- DESCRIPTION OF THE TASK: Write out each record again exactly as it stands.

- LISTED ENTRIES:

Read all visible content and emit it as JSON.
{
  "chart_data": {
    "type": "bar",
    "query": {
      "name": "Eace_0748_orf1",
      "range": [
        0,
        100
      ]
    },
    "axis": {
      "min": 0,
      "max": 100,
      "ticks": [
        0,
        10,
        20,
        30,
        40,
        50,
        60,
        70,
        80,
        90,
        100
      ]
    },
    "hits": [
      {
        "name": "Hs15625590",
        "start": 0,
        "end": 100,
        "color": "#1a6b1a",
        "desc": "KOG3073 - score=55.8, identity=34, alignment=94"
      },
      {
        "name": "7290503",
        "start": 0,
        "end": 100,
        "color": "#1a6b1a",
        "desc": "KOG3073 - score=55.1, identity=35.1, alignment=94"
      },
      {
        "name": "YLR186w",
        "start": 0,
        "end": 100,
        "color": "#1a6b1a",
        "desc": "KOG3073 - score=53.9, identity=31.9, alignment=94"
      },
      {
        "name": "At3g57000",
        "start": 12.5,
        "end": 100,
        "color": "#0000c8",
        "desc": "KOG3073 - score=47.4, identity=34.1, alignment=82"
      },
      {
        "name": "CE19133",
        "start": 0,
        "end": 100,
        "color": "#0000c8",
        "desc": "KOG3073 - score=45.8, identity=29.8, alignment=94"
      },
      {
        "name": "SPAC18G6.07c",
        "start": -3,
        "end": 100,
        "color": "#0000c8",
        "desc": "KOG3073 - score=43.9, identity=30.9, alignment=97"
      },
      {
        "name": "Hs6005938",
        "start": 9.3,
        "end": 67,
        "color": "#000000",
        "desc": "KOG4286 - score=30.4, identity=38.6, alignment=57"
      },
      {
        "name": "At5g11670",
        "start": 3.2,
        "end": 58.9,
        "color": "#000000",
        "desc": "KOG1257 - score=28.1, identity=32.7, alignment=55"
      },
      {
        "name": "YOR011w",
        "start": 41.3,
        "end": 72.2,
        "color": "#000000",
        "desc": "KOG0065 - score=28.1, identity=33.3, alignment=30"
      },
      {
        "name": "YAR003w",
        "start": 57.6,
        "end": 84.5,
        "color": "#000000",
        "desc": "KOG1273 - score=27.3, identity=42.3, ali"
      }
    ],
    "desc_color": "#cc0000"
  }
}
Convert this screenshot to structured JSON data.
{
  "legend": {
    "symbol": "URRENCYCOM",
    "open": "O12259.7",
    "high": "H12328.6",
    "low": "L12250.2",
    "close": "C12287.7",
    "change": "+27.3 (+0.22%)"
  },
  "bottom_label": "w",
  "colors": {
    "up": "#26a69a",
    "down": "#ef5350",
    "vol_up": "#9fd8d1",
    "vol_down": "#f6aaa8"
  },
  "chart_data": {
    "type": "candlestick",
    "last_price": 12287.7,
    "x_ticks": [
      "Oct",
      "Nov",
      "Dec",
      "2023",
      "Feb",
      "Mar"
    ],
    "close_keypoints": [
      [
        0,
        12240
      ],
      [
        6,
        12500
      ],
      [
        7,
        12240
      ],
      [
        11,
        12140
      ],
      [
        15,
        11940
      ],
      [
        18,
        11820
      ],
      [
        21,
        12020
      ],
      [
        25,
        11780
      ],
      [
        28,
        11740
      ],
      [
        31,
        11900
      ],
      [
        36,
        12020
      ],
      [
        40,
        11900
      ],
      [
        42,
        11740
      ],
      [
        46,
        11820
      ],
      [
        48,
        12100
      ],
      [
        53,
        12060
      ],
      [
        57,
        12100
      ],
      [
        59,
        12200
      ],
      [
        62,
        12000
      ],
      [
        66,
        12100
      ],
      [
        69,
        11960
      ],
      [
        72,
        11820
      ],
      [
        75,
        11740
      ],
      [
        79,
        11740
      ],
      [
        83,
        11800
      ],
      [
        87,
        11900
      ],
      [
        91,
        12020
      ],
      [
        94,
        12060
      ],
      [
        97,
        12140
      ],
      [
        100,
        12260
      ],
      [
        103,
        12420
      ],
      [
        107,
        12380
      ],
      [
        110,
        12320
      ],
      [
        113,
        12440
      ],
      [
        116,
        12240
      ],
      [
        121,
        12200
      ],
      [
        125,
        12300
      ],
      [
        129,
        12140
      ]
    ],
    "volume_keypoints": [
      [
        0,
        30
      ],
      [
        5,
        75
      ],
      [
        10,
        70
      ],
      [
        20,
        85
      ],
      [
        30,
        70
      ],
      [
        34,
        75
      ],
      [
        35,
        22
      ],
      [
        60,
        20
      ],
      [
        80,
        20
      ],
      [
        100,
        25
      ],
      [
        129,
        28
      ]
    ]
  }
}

- SOLUTION TO THIS TASK:
Read all visible content and emit it as JSON.
{
  "chart_data": {
    "type": "bar",
    "query": {
      "name": "Eace_0748_orf1",
      "range": [
        0,
        100
      ]
    },
    "axis": {
      "min": 0,
      "max": 100,
      "ticks": [
        0,
        10,
        20,
        30,
        40,
        50,
        60,
        70,
        80,
        90,
        100
      ]
    },
    "hits": [
      {
        "name": "Hs15625590",
        "start": 0,
        "end": 100,
        "color": "#1a6b1a",
        "desc": "KOG3073 - score=55.8, identity=34, alignment=94"
      },
      {
        "name": "7290503",
        "start": 0,
        "end": 100,
        "color": "#1a6b1a",
        "desc": "KOG3073 - score=55.1, identity=35.1, alignment=94"
      },
      {
        "name": "YLR186w",
        "start": 0,
        "end": 100,
        "color": "#1a6b1a",
        "desc": "KOG3073 - score=53.9, identity=31.9, alignment=94"
      },
      {
        "name": "At3g57000",
        "start": 12.5,
        "end": 100,
        "color": "#0000c8",
        "desc": "KOG3073 - score=47.4, identity=34.1, alignment=82"
      },
      {
        "name": "CE19133",
        "start": 0,
        "end": 100,
        "color": "#0000c8",
        "desc": "KOG3073 - score=45.8, identity=29.8, alignment=94"
      },
      {
        "name": "SPAC18G6.07c",
        "start": -3,
        "end": 100,
        "color": "#0000c8",
        "desc": "KOG3073 - score=43.9, identity=30.9, alignment=97"
      },
      {
        "name": "Hs6005938",
        "start": 9.3,
        "end": 67,
        "color": "#000000",
        "desc": "KOG4286 - score=30.4, identity=38.6, alignment=57"
      },
      {
        "name": "At5g11670",
        "start": 3.2,
        "end": 58.9,
        "color": "#000000",
        "desc": "KOG1257 - score=28.1, identity=32.7, alignment=55"
      },
      {
        "name": "YOR011w",
        "start": 41.3,
        "end": 72.2,
        "color": "#000000",
        "desc": "KOG0065 - score=28.1, identity=33.3, alignment=30"
      },
      {
        "name": "YAR003w",
        "start": 57.6,
        "end": 84.5,
        "color": "#000000",
        "desc": "KOG1273 - score=27.3, identity=42.3, ali"
      }
    ],
    "desc_color": "#cc0000"
  }
}
Convert this screenshot to structured JSON data.
{
  "legend": {
    "symbol": "URRENCYCOM",
    "open": "O12259.7",
    "high": "H12328.6",
    "low": "L12250.2",
    "close": "C12287.7",
    "change": "+27.3 (+0.22%)"
  },
  "bottom_label": "w",
  "colors": {
    "up": "#26a69a",
    "down": "#ef5350",
    "vol_up": "#9fd8d1",
    "vol_down": "#f6aaa8"
  },
  "chart_data": {
    "type": "candlestick",
    "last_price": 12287.7,
    "x_ticks": [
      "Oct",
      "Nov",
      "Dec",
      "2023",
      "Feb",
      "Mar"
    ],
    "close_keypoints": [
      [
        0,
        12240
      ],
      [
        6,
        12500
      ],
      [
        7,
        12240
      ],
      [
        11,
        12140
      ],
      [
        15,
        11940
      ],
      [
        18,
        11820
      ],
      [
        21,
        12020
      ],
      [
        25,
        11780
      ],
      [
        28,
        11740
      ],
      [
        31,
        11900
      ],
      [
        36,
        12020
      ],
      [
        40,
        11900
      ],
      [
        42,
        11740
      ],
      [
        46,
        11820
      ],
      [
        48,
        12100
      ],
      [
        53,
        12060
      ],
      [
        57,
        12100
      ],
      [
        59,
        12200
      ],
      [
        62,
        12000
      ],
      [
        66,
        12100
      ],
      [
        69,
        11960
      ],
      [
        72,
        11820
      ],
      [
        75,
        11740
      ],
      [
        79,
        11740
      ],
      [
        83,
        11800
      ],
      [
        87,
        11900
      ],
      [
        91,
        12020
      ],
      [
        94,
        12060
      ],
      [
        97,
        12140
      ],
      [
        100,
        12260
      ],
      [
        103,
        12420
      ],
      [
        107,
        12380
      ],
      [
        110,
        12320
      ],
      [
        113,
        12440
      ],
      [
        116,
        12240
      ],
      [
        121,
        12200
      ],
      [
        125,
        12300
      ],
      [
        129,
        12140
      ]
    ],
    "volume_keypoints": [
      [
        0,
        30
      ],
      [
        5,
        75
      ],
      [
        10,
        70
      ],
      [
        20,
        85
      ],
      [
        30,
        70
      ],
      [
        34,
        75
      ],
      [
        35,
        22
      ],
      [
        60,
        20
      ],
      [
        80,
        20
      ],
      [
        100,
        25
      ],
      [
        129,
        28
      ]
    ]
  }
}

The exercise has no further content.